[Data records]
* * * * *

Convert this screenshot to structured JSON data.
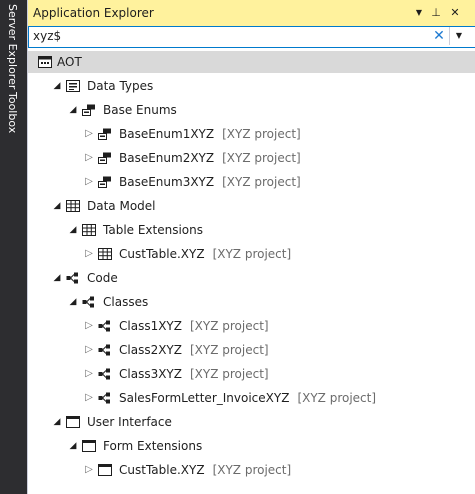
{
  "side_tabs": [
    "Server Explorer",
    "Toolbox"
  ],
  "panel": {
    "title": "Application Explorer",
    "buttons": {
      "dropdown": "▼",
      "pin": "⊥",
      "close": "✕"
    }
  },
  "search": {
    "value": "xyz$",
    "clear": "✕",
    "dropdown": "▼"
  },
  "tree": {
    "root": "AOT",
    "nodes": [
      {
        "label": "Data Types",
        "project": ""
      },
      {
        "label": "Base Enums",
        "project": ""
      },
      {
        "label": "BaseEnum1XYZ",
        "project": "[XYZ project]"
      },
      {
        "label": "BaseEnum2XYZ",
        "project": "[XYZ project]"
      },
      {
        "label": "BaseEnum3XYZ",
        "project": "[XYZ project]"
      },
      {
        "label": "Data Model",
        "project": ""
      },
      {
        "label": "Table Extensions",
        "project": ""
      },
      {
        "label": "CustTable.XYZ",
        "project": "[XYZ project]"
      },
      {
        "label": "Code",
        "project": ""
      },
      {
        "label": "Classes",
        "project": ""
      },
      {
        "label": "Class1XYZ",
        "project": "[XYZ project]"
      },
      {
        "label": "Class2XYZ",
        "project": "[XYZ project]"
      },
      {
        "label": "Class3XYZ",
        "project": "[XYZ project]"
      },
      {
        "label": "SalesFormLetter_InvoiceXYZ",
        "project": "[XYZ project]"
      },
      {
        "label": "User Interface",
        "project": ""
      },
      {
        "label": "Form Extensions",
        "project": ""
      },
      {
        "label": "CustTable.XYZ",
        "project": "[XYZ project]"
      }
    ]
  },
  "colors": {
    "titlebar": "#fff29d",
    "accent": "#007acc",
    "selected": "#d9d9d9",
    "chrome": "#2d2d30"
  }
}
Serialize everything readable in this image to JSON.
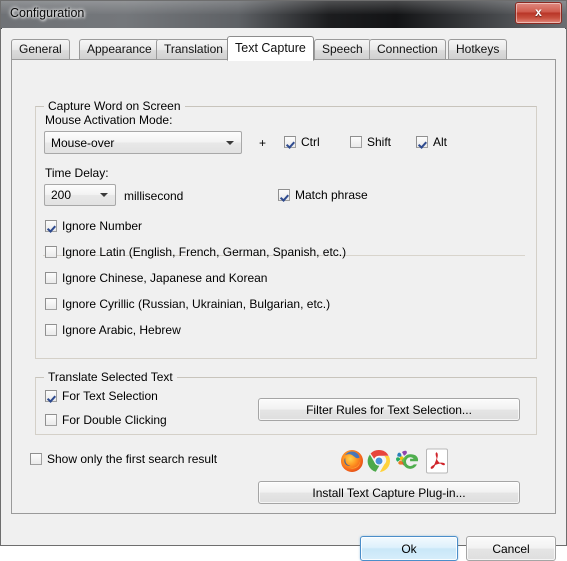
{
  "window": {
    "title": "Configuration",
    "close_label": "x"
  },
  "tabs": [
    {
      "label": "General",
      "active": false
    },
    {
      "label": "Appearance",
      "active": false
    },
    {
      "label": "Translation",
      "active": false
    },
    {
      "label": "Text Capture",
      "active": true
    },
    {
      "label": "Speech",
      "active": false
    },
    {
      "label": "Connection",
      "active": false
    },
    {
      "label": "Hotkeys",
      "active": false
    }
  ],
  "capture_group": {
    "legend": "Capture Word on Screen",
    "mouse_mode_label": "Mouse Activation Mode:",
    "mouse_mode_value": "Mouse-over",
    "plus_sign": "+",
    "modifiers": [
      {
        "label": "Ctrl",
        "checked": true
      },
      {
        "label": "Shift",
        "checked": false
      },
      {
        "label": "Alt",
        "checked": true
      }
    ],
    "time_delay_label": "Time Delay:",
    "time_delay_value": "200",
    "time_delay_unit": "millisecond",
    "match_phrase": {
      "label": "Match phrase",
      "checked": true
    },
    "ignore_options": [
      {
        "label": "Ignore Number",
        "checked": true
      },
      {
        "label": "Ignore Latin (English, French, German, Spanish, etc.)",
        "checked": false
      },
      {
        "label": "Ignore Chinese, Japanese and Korean",
        "checked": false
      },
      {
        "label": "Ignore Cyrillic (Russian, Ukrainian, Bulgarian, etc.)",
        "checked": false
      },
      {
        "label": "Ignore Arabic, Hebrew",
        "checked": false
      }
    ]
  },
  "translate_group": {
    "legend": "Translate Selected Text",
    "for_text_selection": {
      "label": "For Text Selection",
      "checked": true
    },
    "for_double_clicking": {
      "label": "For Double Clicking",
      "checked": false
    },
    "filter_rules_button": "Filter Rules for Text Selection..."
  },
  "bottom": {
    "show_first_result": {
      "label": "Show only the first search result",
      "checked": false
    },
    "install_button": "Install Text Capture Plug-in...",
    "app_icons": [
      "firefox-icon",
      "chrome-icon",
      "internet-explorer-icon",
      "adobe-acrobat-icon"
    ]
  },
  "dialog_buttons": {
    "ok": "Ok",
    "cancel": "Cancel"
  },
  "colors": {
    "dialog_background": "#f0f0f0",
    "tab_active_background": "#ffffff",
    "close_button": "#b83527",
    "default_button_border": "#4b8ec9",
    "checkmark": "#2f4b8f"
  }
}
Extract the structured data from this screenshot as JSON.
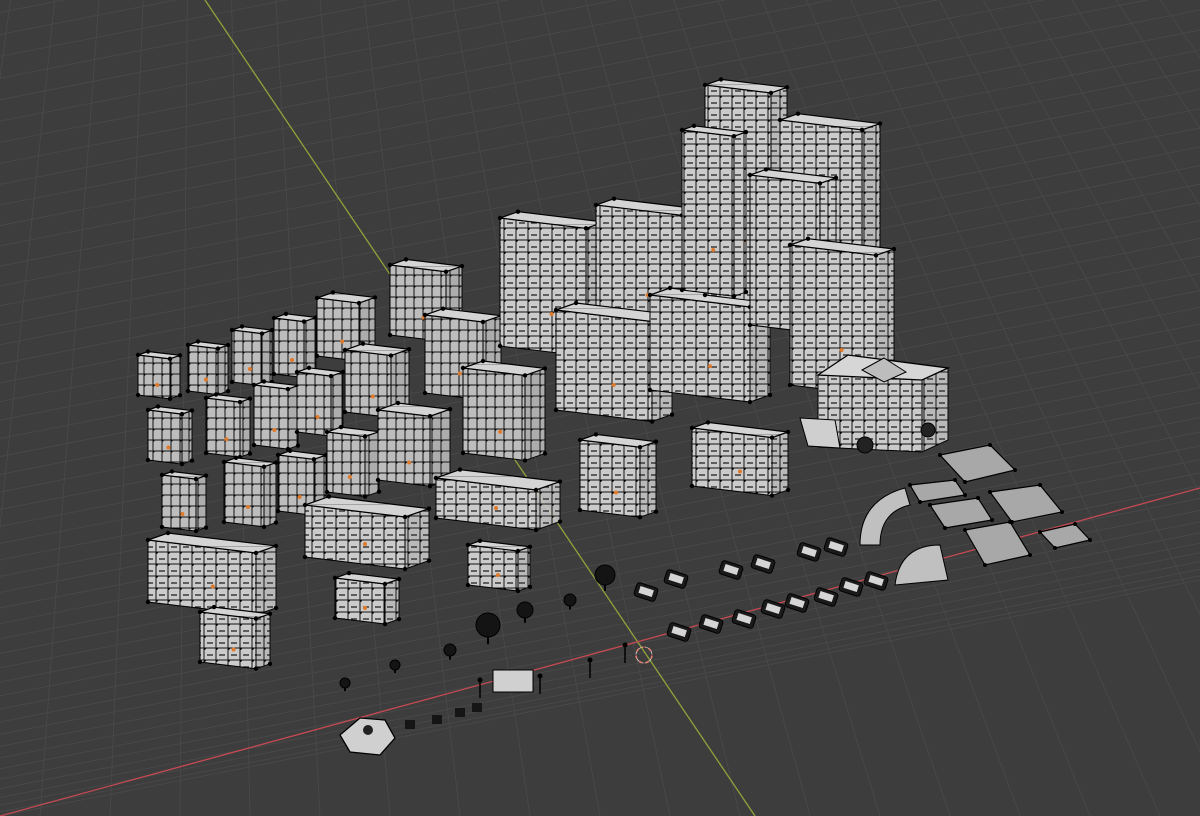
{
  "viewport": {
    "mode": "edit-mode-wireframe-overlay",
    "background_color": "#3d3d3d",
    "grid_color": "#4a4a4a",
    "x_axis_color": "#c54a52",
    "y_axis_color": "#8fa33a",
    "mesh_face_color": "#c9c9c9",
    "mesh_wire_color": "#000000",
    "origin_dot_color": "#e07a2a",
    "cursor_color": "#e08070",
    "grid_visible": true,
    "object_groups": [
      "small-buildings",
      "medium-buildings",
      "tower-buildings",
      "civic-building",
      "road-tiles",
      "vehicles",
      "trees-props",
      "gazebo"
    ],
    "cursor_icon": "3d-cursor-icon"
  }
}
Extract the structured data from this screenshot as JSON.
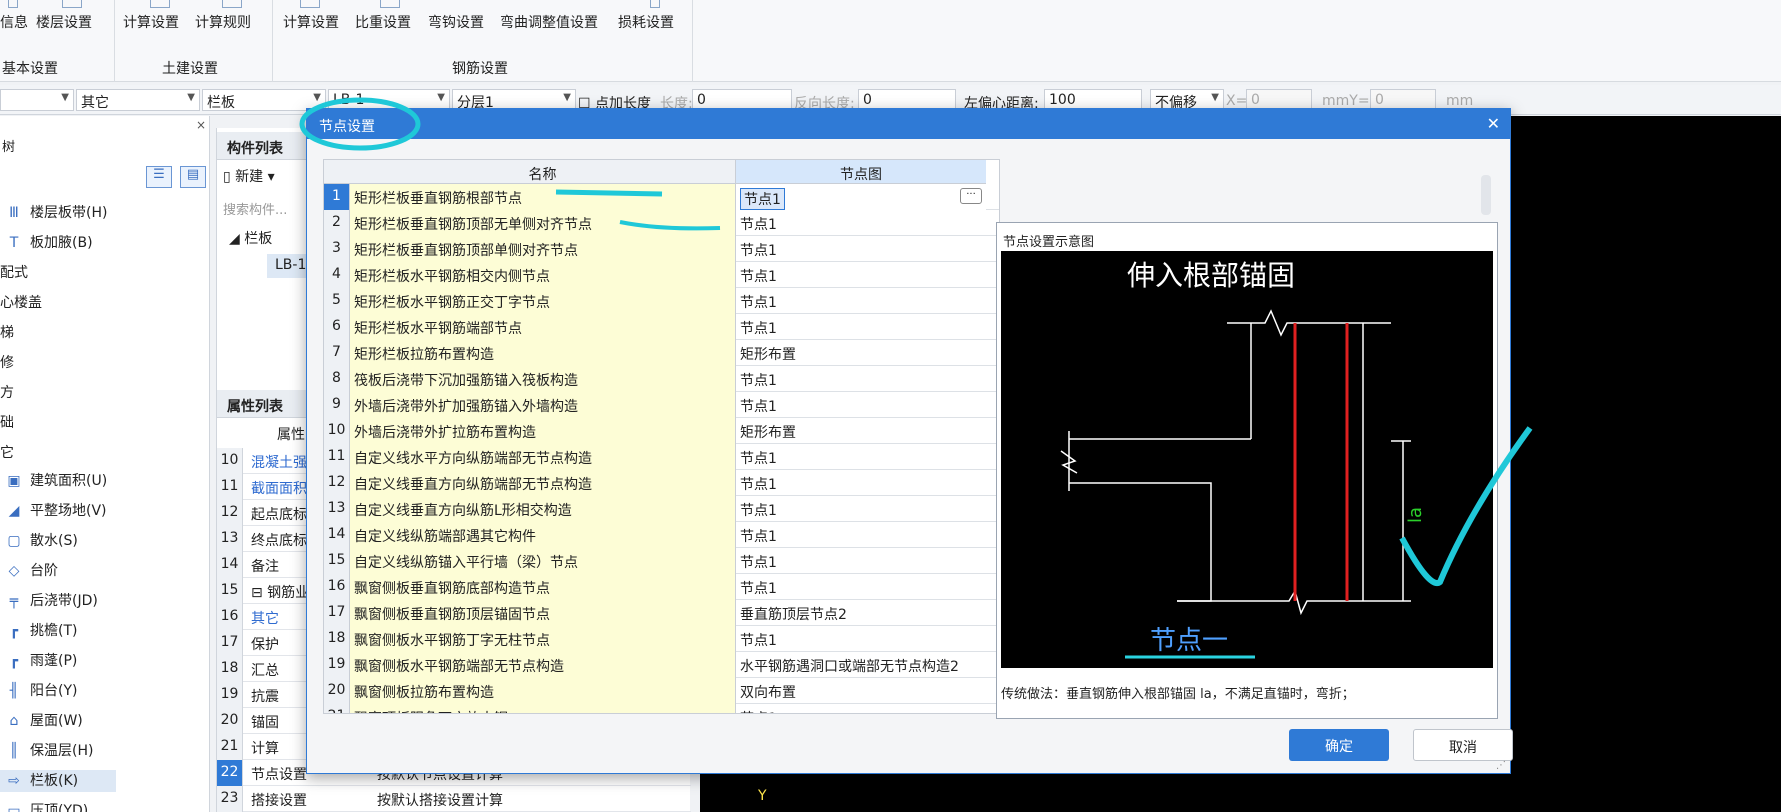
{
  "ribbon": {
    "buttons": [
      "信息",
      "楼层设置",
      "计算设置",
      "计算规则",
      "计算设置",
      "比重设置",
      "弯钩设置",
      "弯曲调整值设置",
      "损耗设置"
    ],
    "groups": [
      "基本设置",
      "土建设置",
      "钢筋设置"
    ]
  },
  "toolbar": {
    "combo1": "",
    "combo2": "其它",
    "combo3": "栏板",
    "combo4": "LB-1",
    "combo5": "分层1",
    "add_length_label": "点加长度",
    "length_label": "长度:",
    "length_value": "0",
    "reverse_length_label": "反向长度:",
    "reverse_length_value": "0",
    "left_offset_label": "左偏心距离:",
    "left_offset_value": "100",
    "offset_mode": "不偏移",
    "x_label": "X=",
    "x_value": "0",
    "mm_y_label": "mmY=",
    "y_value": "0",
    "mm_label": "mm"
  },
  "left_panel": {
    "partial_header": "树",
    "items": [
      {
        "icon": "floor-slab-band-icon",
        "label": "楼层板带(H)",
        "glyph": "Ⅲ"
      },
      {
        "icon": "slab-haunch-icon",
        "label": "板加腋(B)",
        "glyph": "T"
      },
      {
        "icon": "",
        "label": "配式",
        "glyph": ""
      },
      {
        "icon": "",
        "label": "心楼盖",
        "glyph": ""
      },
      {
        "icon": "",
        "label": "梯",
        "glyph": ""
      },
      {
        "icon": "",
        "label": "修",
        "glyph": ""
      },
      {
        "icon": "",
        "label": "方",
        "glyph": ""
      },
      {
        "icon": "",
        "label": "础",
        "glyph": ""
      },
      {
        "icon": "",
        "label": "它",
        "glyph": ""
      },
      {
        "icon": "building-area-icon",
        "label": "建筑面积(U)",
        "glyph": "▣"
      },
      {
        "icon": "site-leveling-icon",
        "label": "平整场地(V)",
        "glyph": "◢"
      },
      {
        "icon": "apron-icon",
        "label": "散水(S)",
        "glyph": "▢"
      },
      {
        "icon": "step-icon",
        "label": "台阶",
        "glyph": "◇"
      },
      {
        "icon": "post-pour-strip-icon",
        "label": "后浇带(JD)",
        "glyph": "╤"
      },
      {
        "icon": "eave-icon",
        "label": "挑檐(T)",
        "glyph": "┏"
      },
      {
        "icon": "canopy-icon",
        "label": "雨蓬(P)",
        "glyph": "┏"
      },
      {
        "icon": "balcony-icon",
        "label": "阳台(Y)",
        "glyph": "╢"
      },
      {
        "icon": "roof-icon",
        "label": "屋面(W)",
        "glyph": "⌂"
      },
      {
        "icon": "insulation-layer-icon",
        "label": "保温层(H)",
        "glyph": "║"
      },
      {
        "icon": "parapet-icon",
        "label": "栏板(K)",
        "glyph": "⇨"
      },
      {
        "icon": "coping-icon",
        "label": "压顶(YD)",
        "glyph": "▭"
      }
    ]
  },
  "component_list": {
    "title": "构件列表",
    "new_label": "新建",
    "search_placeholder": "搜索构件...",
    "tree_root": "栏板",
    "tree_child": "LB-1"
  },
  "property_list": {
    "title": "属性列表",
    "col_header": "属性",
    "rows": [
      {
        "n": "10",
        "k": "混凝土强",
        "v": "",
        "blue": true
      },
      {
        "n": "11",
        "k": "截面面积",
        "v": "",
        "blue": true
      },
      {
        "n": "12",
        "k": "起点底标",
        "v": ""
      },
      {
        "n": "13",
        "k": "终点底标",
        "v": ""
      },
      {
        "n": "14",
        "k": "备注",
        "v": ""
      },
      {
        "n": "15",
        "k": "⊟ 钢筋业",
        "v": ""
      },
      {
        "n": "16",
        "k": "其它",
        "v": "",
        "blue": true
      },
      {
        "n": "17",
        "k": "保护",
        "v": ""
      },
      {
        "n": "18",
        "k": "汇总",
        "v": ""
      },
      {
        "n": "19",
        "k": "抗震",
        "v": ""
      },
      {
        "n": "20",
        "k": "锚固",
        "v": ""
      },
      {
        "n": "21",
        "k": "计算",
        "v": ""
      },
      {
        "n": "22",
        "k": "节点设置",
        "v": "按默认节点设置计算"
      },
      {
        "n": "23",
        "k": "搭接设置",
        "v": "按默认搭接设置计算"
      }
    ]
  },
  "viewport": {
    "axis_label": "Y"
  },
  "dialog": {
    "title": "节点设置",
    "col_name": "名称",
    "col_node": "节点图",
    "rows": [
      {
        "n": "1",
        "name": "矩形栏板垂直钢筋根部节点",
        "node": "节点1"
      },
      {
        "n": "2",
        "name": "矩形栏板垂直钢筋顶部无单侧对齐节点",
        "node": "节点1"
      },
      {
        "n": "3",
        "name": "矩形栏板垂直钢筋顶部单侧对齐节点",
        "node": "节点1"
      },
      {
        "n": "4",
        "name": "矩形栏板水平钢筋相交内侧节点",
        "node": "节点1"
      },
      {
        "n": "5",
        "name": "矩形栏板水平钢筋正交丁字节点",
        "node": "节点1"
      },
      {
        "n": "6",
        "name": "矩形栏板水平钢筋端部节点",
        "node": "节点1"
      },
      {
        "n": "7",
        "name": "矩形栏板拉筋布置构造",
        "node": "矩形布置"
      },
      {
        "n": "8",
        "name": "筏板后浇带下沉加强筋锚入筏板构造",
        "node": "节点1"
      },
      {
        "n": "9",
        "name": "外墙后浇带外扩加强筋锚入外墙构造",
        "node": "节点1"
      },
      {
        "n": "10",
        "name": "外墙后浇带外扩拉筋布置构造",
        "node": "矩形布置"
      },
      {
        "n": "11",
        "name": "自定义线水平方向纵筋端部无节点构造",
        "node": "节点1"
      },
      {
        "n": "12",
        "name": "自定义线垂直方向纵筋端部无节点构造",
        "node": "节点1"
      },
      {
        "n": "13",
        "name": "自定义线垂直方向纵筋L形相交构造",
        "node": "节点1"
      },
      {
        "n": "14",
        "name": "自定义线纵筋端部遇其它构件",
        "node": "节点1"
      },
      {
        "n": "15",
        "name": "自定义线纵筋锚入平行墙（梁）节点",
        "node": "节点1"
      },
      {
        "n": "16",
        "name": "飘窗侧板垂直钢筋底部构造节点",
        "node": "节点1"
      },
      {
        "n": "17",
        "name": "飘窗侧板垂直钢筋顶层锚固节点",
        "node": "垂直筋顶层节点2"
      },
      {
        "n": "18",
        "name": "飘窗侧板水平钢筋丁字无柱节点",
        "node": "节点1"
      },
      {
        "n": "19",
        "name": "飘窗侧板水平钢筋端部无节点构造",
        "node": "水平钢筋遇洞口或端部无节点构造2"
      },
      {
        "n": "20",
        "name": "飘窗侧板拉筋布置构造",
        "node": "双向布置"
      },
      {
        "n": "21",
        "name": "飘窗顶板阳角下方放大钢",
        "node": "节点1"
      }
    ],
    "preview_title": "节点设置示意图",
    "diagram_title": "伸入根部锚固",
    "diagram_label_la": "la",
    "diagram_caption": "节点一",
    "description": "传统做法：垂直钢筋伸入根部锚固 la，不满足直锚时，弯折；",
    "ok_label": "确定",
    "cancel_label": "取消"
  }
}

* * * * *

■ Goal of the exercise: Write the number of lines containing the word "JSON" and nothing besides it.

■ Reply: 4